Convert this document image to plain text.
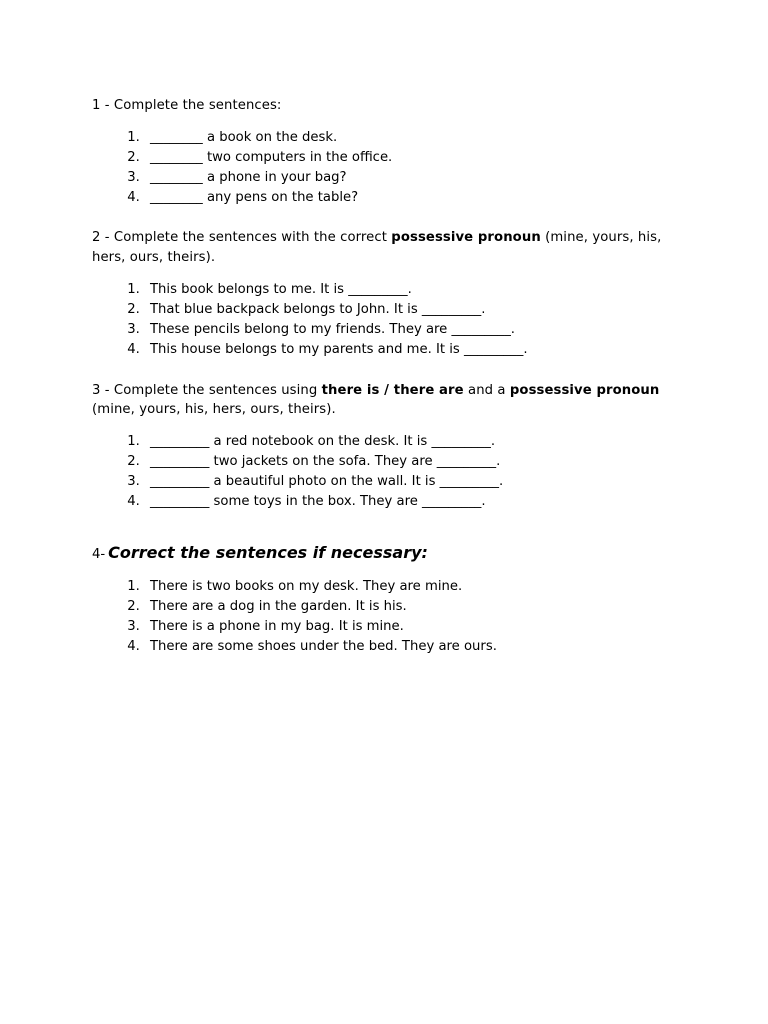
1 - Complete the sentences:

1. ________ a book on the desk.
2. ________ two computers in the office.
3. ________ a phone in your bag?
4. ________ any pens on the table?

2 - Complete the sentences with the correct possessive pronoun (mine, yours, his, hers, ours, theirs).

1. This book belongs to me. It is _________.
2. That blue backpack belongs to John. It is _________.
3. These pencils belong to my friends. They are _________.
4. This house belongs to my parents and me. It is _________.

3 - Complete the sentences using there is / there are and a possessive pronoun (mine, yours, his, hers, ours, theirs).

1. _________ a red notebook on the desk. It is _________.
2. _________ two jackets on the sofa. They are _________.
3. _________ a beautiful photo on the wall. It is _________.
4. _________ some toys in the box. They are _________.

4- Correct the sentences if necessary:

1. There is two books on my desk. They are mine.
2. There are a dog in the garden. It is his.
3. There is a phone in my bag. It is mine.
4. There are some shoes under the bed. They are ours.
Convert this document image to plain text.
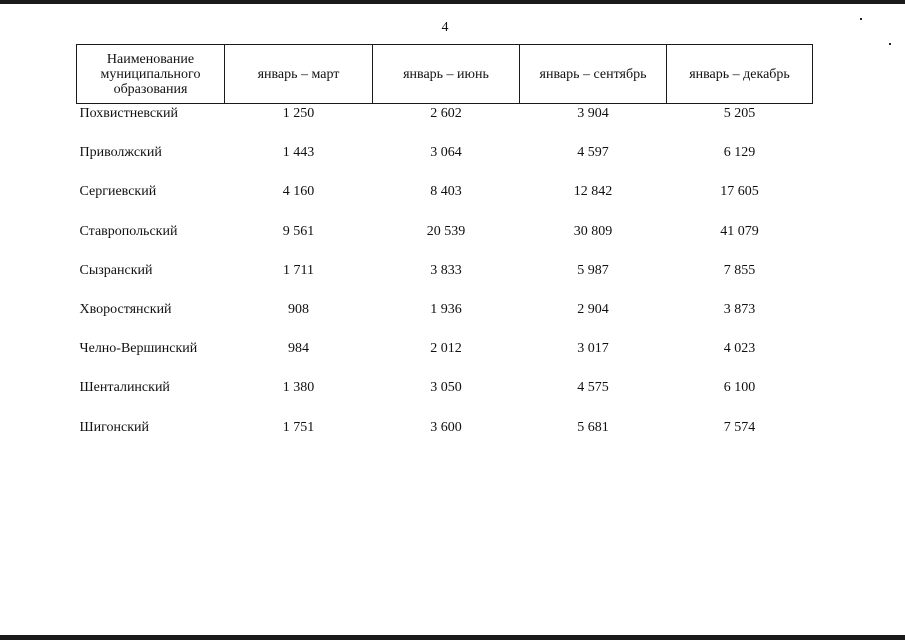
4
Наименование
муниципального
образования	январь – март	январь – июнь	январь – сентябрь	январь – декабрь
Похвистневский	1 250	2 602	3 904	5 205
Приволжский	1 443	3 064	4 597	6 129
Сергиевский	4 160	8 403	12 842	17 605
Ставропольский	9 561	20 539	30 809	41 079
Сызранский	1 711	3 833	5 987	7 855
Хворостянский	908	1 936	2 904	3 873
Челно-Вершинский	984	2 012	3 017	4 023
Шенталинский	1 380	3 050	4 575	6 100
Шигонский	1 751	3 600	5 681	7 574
────────────────────
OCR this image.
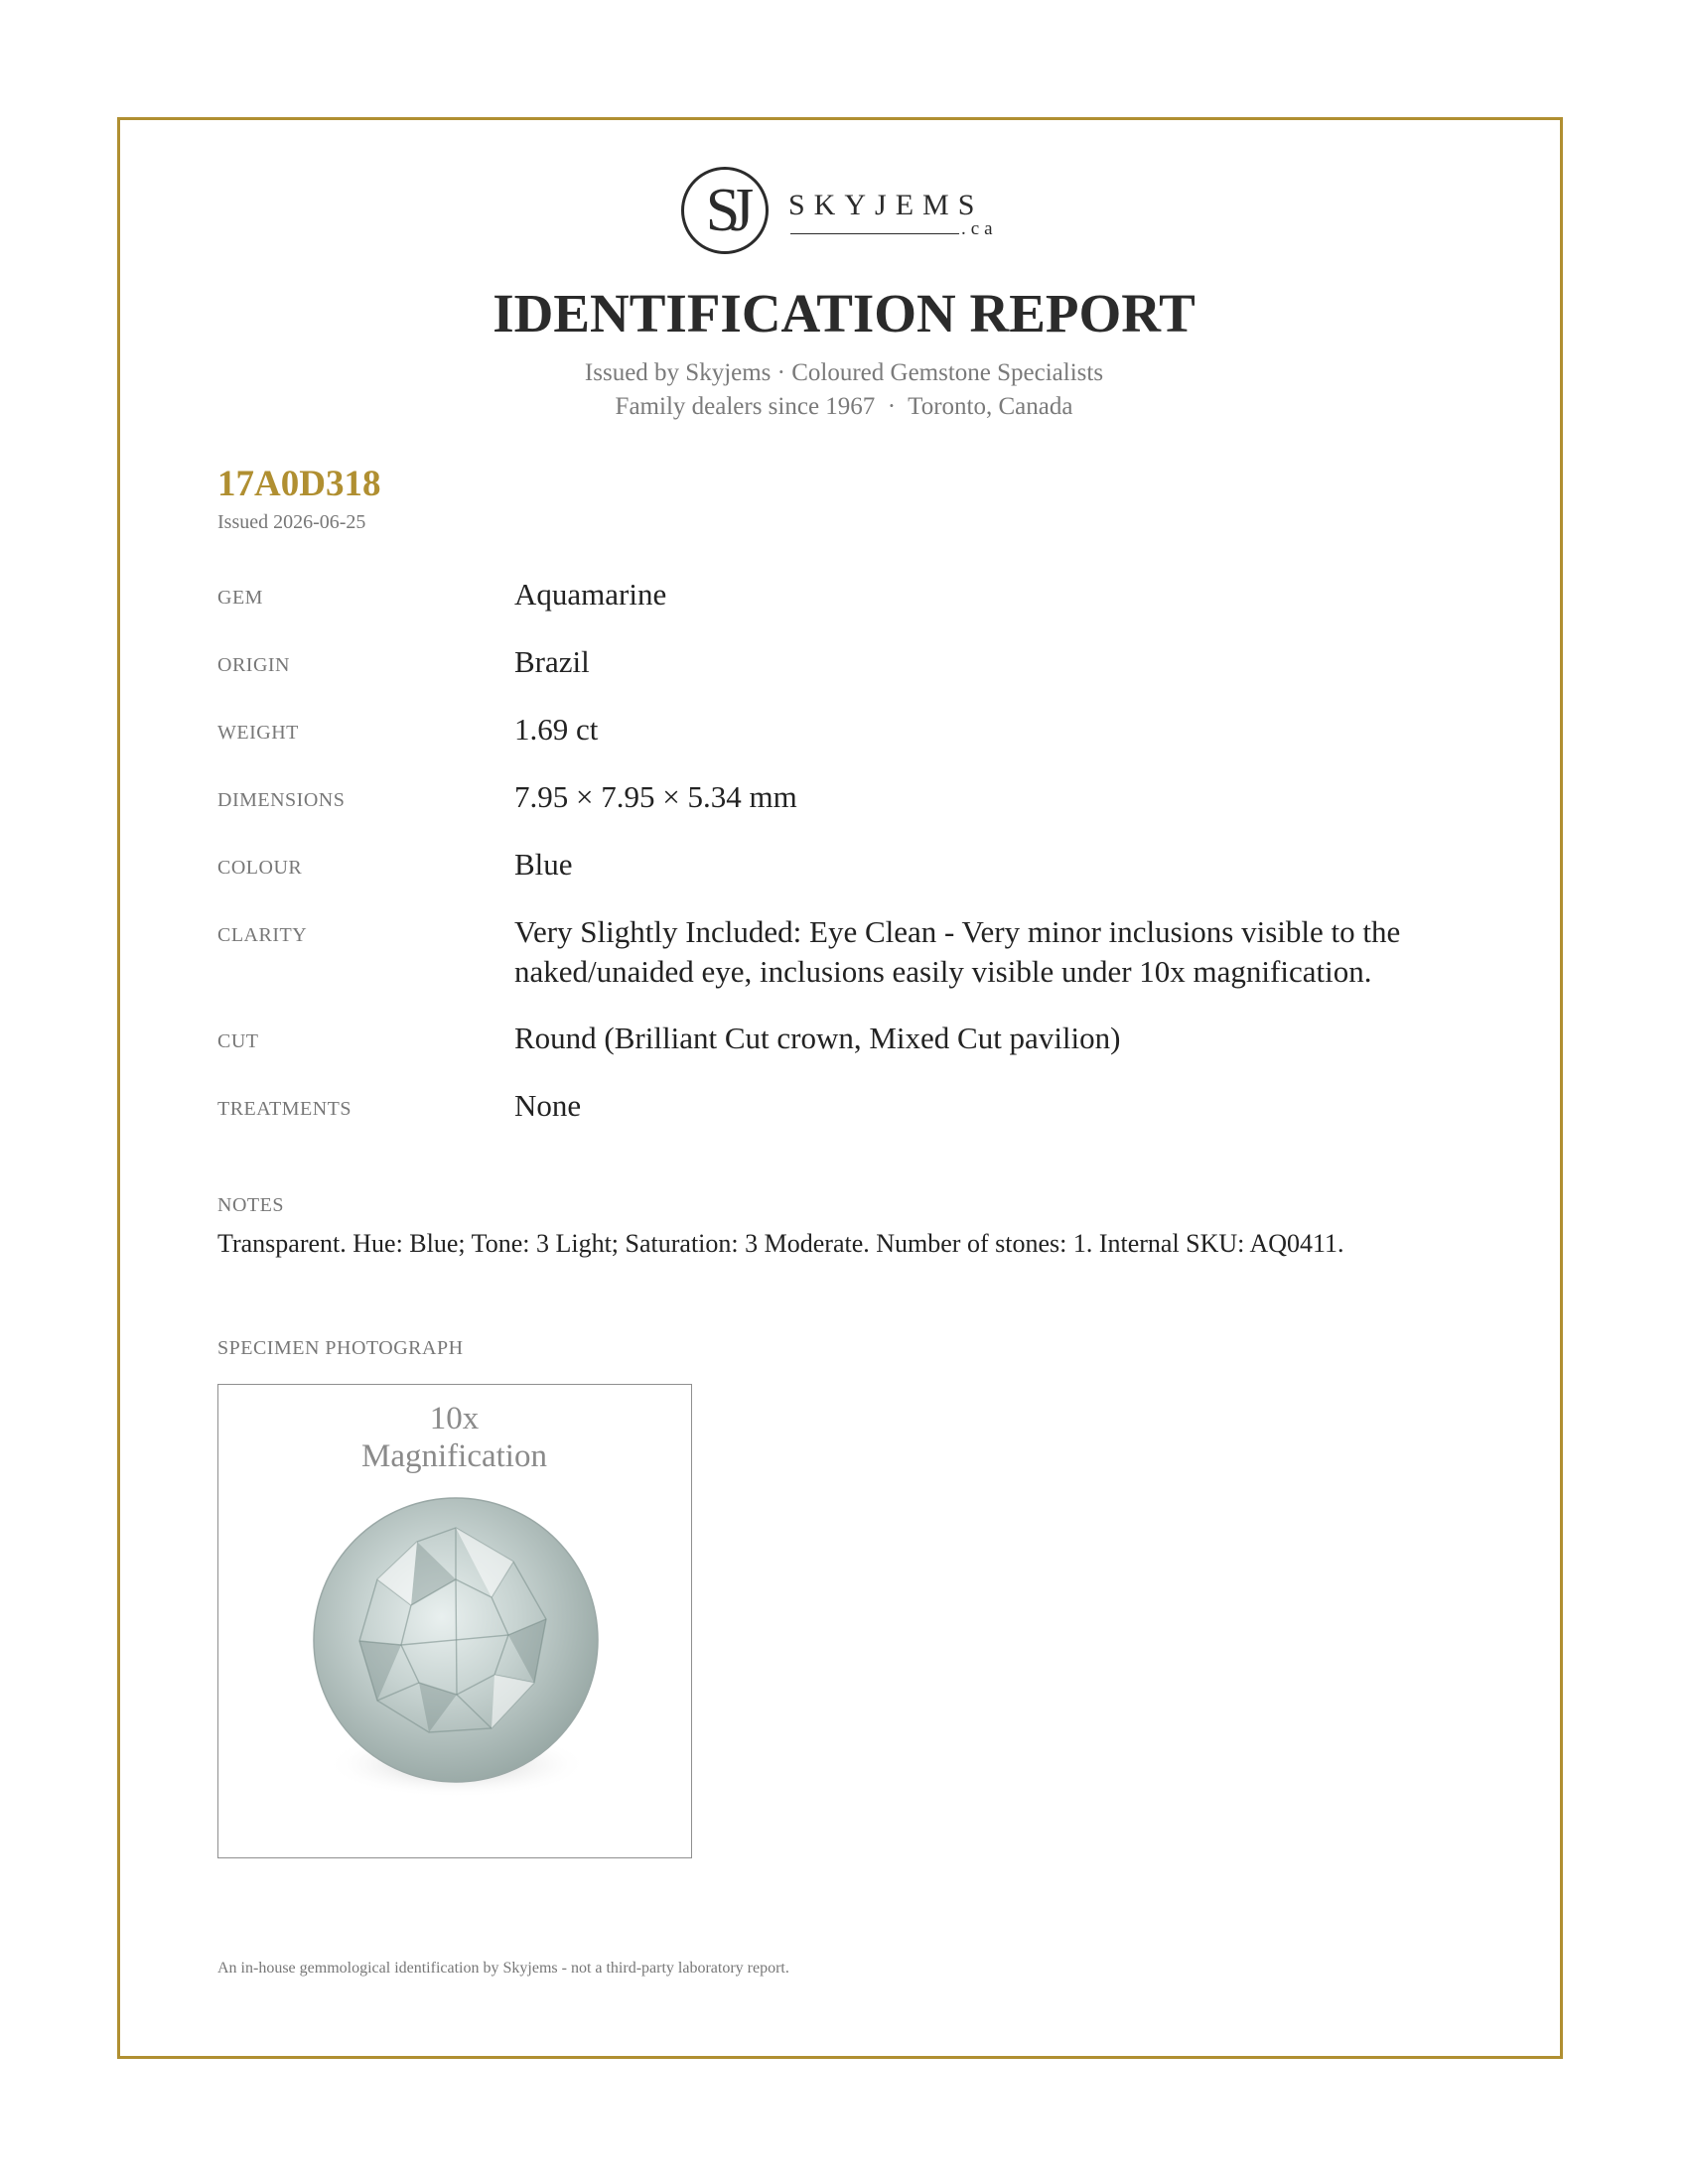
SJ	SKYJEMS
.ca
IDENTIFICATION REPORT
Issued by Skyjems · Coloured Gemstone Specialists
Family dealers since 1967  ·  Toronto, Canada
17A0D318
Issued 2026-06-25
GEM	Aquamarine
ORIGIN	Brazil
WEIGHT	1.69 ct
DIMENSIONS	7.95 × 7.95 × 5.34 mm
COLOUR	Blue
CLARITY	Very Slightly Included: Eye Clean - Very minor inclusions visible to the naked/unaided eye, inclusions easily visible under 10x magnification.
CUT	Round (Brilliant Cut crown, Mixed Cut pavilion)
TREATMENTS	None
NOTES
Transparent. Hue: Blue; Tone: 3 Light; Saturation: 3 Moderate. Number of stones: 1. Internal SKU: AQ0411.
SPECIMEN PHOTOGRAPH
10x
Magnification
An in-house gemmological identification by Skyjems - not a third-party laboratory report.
────────────────────
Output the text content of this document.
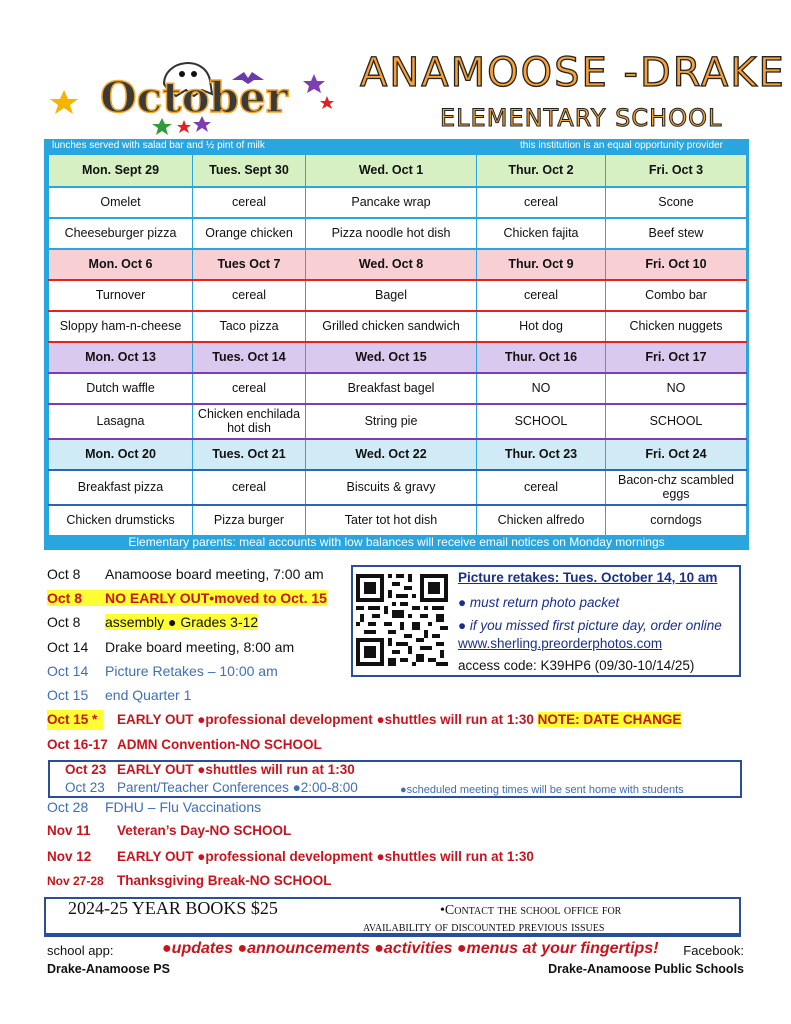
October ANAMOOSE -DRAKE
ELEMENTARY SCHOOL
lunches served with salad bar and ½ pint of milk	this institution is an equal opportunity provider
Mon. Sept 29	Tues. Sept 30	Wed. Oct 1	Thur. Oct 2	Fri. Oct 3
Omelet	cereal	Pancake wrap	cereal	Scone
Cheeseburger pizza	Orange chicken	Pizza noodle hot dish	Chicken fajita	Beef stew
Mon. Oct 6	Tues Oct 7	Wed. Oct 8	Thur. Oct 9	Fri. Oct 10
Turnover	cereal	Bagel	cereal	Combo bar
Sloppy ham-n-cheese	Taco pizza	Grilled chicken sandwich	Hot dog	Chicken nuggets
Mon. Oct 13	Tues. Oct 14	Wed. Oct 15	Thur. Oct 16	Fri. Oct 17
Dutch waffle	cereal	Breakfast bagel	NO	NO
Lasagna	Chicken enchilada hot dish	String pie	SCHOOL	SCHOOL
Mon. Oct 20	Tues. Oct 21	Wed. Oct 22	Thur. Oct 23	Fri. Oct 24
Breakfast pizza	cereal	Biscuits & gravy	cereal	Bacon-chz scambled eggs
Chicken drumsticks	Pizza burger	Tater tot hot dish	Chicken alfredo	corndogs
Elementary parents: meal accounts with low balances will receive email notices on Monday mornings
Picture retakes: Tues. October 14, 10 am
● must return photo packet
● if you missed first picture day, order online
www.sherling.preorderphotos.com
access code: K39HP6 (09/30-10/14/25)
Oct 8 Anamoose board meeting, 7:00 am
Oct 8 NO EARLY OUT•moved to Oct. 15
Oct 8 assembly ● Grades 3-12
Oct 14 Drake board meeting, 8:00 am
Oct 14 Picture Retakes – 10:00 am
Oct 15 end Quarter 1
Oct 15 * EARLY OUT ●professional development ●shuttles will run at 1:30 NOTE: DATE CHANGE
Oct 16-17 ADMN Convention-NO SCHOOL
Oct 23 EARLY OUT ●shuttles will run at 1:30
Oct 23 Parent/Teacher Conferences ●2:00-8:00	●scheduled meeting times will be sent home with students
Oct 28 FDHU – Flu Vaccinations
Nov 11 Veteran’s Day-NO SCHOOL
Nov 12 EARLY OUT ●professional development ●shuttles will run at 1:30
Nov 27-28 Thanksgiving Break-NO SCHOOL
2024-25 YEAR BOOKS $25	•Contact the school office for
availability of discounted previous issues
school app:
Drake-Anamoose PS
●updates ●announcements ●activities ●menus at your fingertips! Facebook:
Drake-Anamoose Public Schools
────────────────────
**WRITTEN REQUEST**: Lines holding the word "with" in the entries above are the ones to pull out. Copy them all.

**COMPLETE RESPONSE**:
2 - Complete the sentences with the correct possessive pronoun (mine, yours, his, hers, ours, theirs).
lunches served with salad bar and ½ pint of milk	this institution is an equal opportunity provider
Elementary parents: meal accounts with low balances will receive email notices on Monday mornings
Oct 23 Parent/Teacher Conferences ●2:00-8:00	●scheduled meeting times will be sent home with students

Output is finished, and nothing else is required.